Prompt 1
Extract and reproduce without alteration every line of the records from the first line down to and including the line containing "y-tick-label: 90% [204, 293, 233, 308]".

** begin Provided passage **

The Labour Parliament of 1854 was one of the last
significant Chartist gatherings. A page on the Labour Parliament which also
lists the 40 delegates who attended has now been added to Chartist Ancestors.
There is no clear date at which Chartism came to an end. For
many, the disappointments and state backlash of 1848 were enough; others
struggled on to 1858 when the National Charter Association held its final
convention. A few still continued to describe themselves as Chartists for
decades more.
But there is some sense in which 1854 marked the demise of
the Chartist movement. It was both the year in which Chartism’s first
historian, Robert Gammage, ended his account, and the year in which a Chartist
Labour Parliament met and signally failed even to discuss Chartism’s political
demands.
By
the winter of 1853-54, the fight was clearly industrial
and economic. Strikes and the first systematic use of lock-outs by
employers were
rife, and it would surely have been remiss of any socialist organisation
(as
the NCA had been since 1851) to ignore this battleground. Most notably,
the Preston lock-out of 1853-54 was seen as crucially important. The
photograph here shows George Cowell, a leading figure in the events of
that winter, addressing a crowd in the Lancashire town.

** end Provided passage **
** begin Listed records **

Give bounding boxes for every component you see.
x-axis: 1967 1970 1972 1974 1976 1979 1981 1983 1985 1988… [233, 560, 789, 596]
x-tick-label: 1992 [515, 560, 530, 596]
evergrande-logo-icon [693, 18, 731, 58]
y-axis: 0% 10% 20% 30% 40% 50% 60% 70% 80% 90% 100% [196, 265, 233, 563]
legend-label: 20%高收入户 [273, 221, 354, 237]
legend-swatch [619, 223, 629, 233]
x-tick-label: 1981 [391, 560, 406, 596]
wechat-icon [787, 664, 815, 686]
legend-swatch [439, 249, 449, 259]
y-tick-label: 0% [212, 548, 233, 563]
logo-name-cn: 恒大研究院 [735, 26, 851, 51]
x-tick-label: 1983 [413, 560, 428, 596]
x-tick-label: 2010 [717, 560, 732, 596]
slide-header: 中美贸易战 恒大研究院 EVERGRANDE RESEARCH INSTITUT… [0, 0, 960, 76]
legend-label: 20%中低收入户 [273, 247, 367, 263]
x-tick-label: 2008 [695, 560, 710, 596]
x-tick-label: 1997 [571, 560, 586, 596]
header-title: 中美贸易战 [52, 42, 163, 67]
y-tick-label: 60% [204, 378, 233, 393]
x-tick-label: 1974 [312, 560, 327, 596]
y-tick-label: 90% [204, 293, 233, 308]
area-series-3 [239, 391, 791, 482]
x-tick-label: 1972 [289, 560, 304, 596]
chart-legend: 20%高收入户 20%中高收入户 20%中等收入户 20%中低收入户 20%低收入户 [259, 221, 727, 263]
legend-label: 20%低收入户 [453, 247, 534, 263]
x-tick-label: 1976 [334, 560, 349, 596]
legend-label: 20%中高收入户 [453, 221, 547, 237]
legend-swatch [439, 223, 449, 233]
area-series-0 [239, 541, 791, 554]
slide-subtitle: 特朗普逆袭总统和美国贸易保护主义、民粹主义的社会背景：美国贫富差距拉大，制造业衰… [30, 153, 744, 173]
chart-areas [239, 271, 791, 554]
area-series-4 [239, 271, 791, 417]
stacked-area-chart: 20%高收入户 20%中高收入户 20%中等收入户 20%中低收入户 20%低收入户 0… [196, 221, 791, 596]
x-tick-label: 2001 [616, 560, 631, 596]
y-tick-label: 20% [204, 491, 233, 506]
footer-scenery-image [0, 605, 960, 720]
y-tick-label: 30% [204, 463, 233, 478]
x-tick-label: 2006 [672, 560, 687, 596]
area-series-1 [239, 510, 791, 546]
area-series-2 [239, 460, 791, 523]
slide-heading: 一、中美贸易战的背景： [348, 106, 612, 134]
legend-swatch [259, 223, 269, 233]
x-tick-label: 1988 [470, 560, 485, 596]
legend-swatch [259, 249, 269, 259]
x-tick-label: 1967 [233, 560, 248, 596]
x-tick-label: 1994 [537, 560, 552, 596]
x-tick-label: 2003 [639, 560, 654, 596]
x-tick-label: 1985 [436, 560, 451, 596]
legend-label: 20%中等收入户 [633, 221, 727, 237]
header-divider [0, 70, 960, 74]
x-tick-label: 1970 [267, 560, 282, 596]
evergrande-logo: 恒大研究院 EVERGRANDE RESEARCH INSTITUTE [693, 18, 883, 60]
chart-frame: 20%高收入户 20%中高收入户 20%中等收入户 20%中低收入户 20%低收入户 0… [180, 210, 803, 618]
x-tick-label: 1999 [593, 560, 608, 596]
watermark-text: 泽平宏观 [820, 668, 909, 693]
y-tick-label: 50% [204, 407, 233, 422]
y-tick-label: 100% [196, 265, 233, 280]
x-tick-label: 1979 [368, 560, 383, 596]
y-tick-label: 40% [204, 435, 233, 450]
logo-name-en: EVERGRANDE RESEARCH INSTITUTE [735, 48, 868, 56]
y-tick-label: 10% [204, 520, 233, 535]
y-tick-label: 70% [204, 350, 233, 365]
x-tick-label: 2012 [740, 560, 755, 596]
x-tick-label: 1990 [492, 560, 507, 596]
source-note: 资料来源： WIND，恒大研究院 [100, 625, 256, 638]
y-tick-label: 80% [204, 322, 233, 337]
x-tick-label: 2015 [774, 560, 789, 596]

** end Listed records **

Prompt 2
List each year or span of years that the passage on the end of Chartism mentions, giving each only once and in order of first appearance.

Worked solution 1
Give bounding boxes for every component you see.
x-axis: 1967 1970 1972 1974 1976 1979 1981 1983 1985 1988… [233, 560, 789, 596]
x-tick-label: 1992 [515, 560, 530, 596]
evergrande-logo-icon [693, 18, 731, 58]
y-axis: 0% 10% 20% 30% 40% 50% 60% 70% 80% 90% 100% [196, 265, 233, 563]
legend-label: 20%高收入户 [273, 221, 354, 237]
legend-swatch [619, 223, 629, 233]
x-tick-label: 1981 [391, 560, 406, 596]
wechat-icon [787, 664, 815, 686]
legend-swatch [439, 249, 449, 259]
y-tick-label: 0% [212, 548, 233, 563]
logo-name-cn: 恒大研究院 [735, 26, 851, 51]
x-tick-label: 1983 [413, 560, 428, 596]
x-tick-label: 2010 [717, 560, 732, 596]
slide-header: 中美贸易战 恒大研究院 EVERGRANDE RESEARCH INSTITUT… [0, 0, 960, 76]
legend-label: 20%中低收入户 [273, 247, 367, 263]
x-tick-label: 2008 [695, 560, 710, 596]
x-tick-label: 1997 [571, 560, 586, 596]
header-title: 中美贸易战 [52, 42, 163, 67]
y-tick-label: 60% [204, 378, 233, 393]
x-tick-label: 1974 [312, 560, 327, 596]
y-tick-label: 90% [204, 293, 233, 308]

Worked solution 2
1854, 1848, 1858, 1853-54, 1851